Return the line containing "Output the text content of this document." and all lines after it exactly; stop at the end of the material.

- DATA TO USE -
----------

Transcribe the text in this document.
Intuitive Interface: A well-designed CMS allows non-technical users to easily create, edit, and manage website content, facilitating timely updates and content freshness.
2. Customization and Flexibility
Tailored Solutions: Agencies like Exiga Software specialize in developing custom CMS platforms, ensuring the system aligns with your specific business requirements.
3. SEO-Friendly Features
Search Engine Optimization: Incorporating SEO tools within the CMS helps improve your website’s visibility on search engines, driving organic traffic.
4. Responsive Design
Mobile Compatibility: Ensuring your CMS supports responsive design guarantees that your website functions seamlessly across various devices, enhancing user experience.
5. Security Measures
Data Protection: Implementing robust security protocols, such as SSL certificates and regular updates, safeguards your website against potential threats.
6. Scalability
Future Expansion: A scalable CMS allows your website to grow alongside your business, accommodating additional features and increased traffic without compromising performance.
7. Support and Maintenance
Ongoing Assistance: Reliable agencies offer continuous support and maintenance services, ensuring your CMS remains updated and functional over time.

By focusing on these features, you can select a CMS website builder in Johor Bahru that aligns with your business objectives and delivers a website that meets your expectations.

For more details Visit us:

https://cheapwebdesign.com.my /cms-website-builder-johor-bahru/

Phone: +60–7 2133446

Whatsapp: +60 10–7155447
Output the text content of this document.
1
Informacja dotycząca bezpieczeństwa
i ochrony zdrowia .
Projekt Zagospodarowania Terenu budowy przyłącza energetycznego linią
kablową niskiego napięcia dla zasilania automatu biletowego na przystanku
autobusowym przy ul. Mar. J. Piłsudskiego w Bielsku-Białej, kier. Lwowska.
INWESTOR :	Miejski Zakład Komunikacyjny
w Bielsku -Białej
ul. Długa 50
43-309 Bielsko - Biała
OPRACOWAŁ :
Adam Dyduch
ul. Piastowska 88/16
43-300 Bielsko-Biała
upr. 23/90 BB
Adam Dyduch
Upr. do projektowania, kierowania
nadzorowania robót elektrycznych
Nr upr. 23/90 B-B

----------

- ANSWER IN FULL -
Output the text content of this document.
1
Informacja dotycząca bezpieczeństwa
i ochrony zdrowia .
Projekt Zagospodarowania Terenu budowy przyłącza energetycznego linią
kablową niskiego napięcia dla zasilania automatu biletowego na przystanku
autobusowym przy ul. Mar. J. Piłsudskiego w Bielsku-Białej, kier. Lwowska.
INWESTOR :	Miejski Zakład Komunikacyjny
w Bielsku -Białej
ul. Długa 50
43-309 Bielsko - Biała
OPRACOWAŁ :
Adam Dyduch
ul. Piastowska 88/16
43-300 Bielsko-Biała
upr. 23/90 BB
Adam Dyduch
Upr. do projektowania, kierowania
nadzorowania robót elektrycznych
Nr upr. 23/90 B-B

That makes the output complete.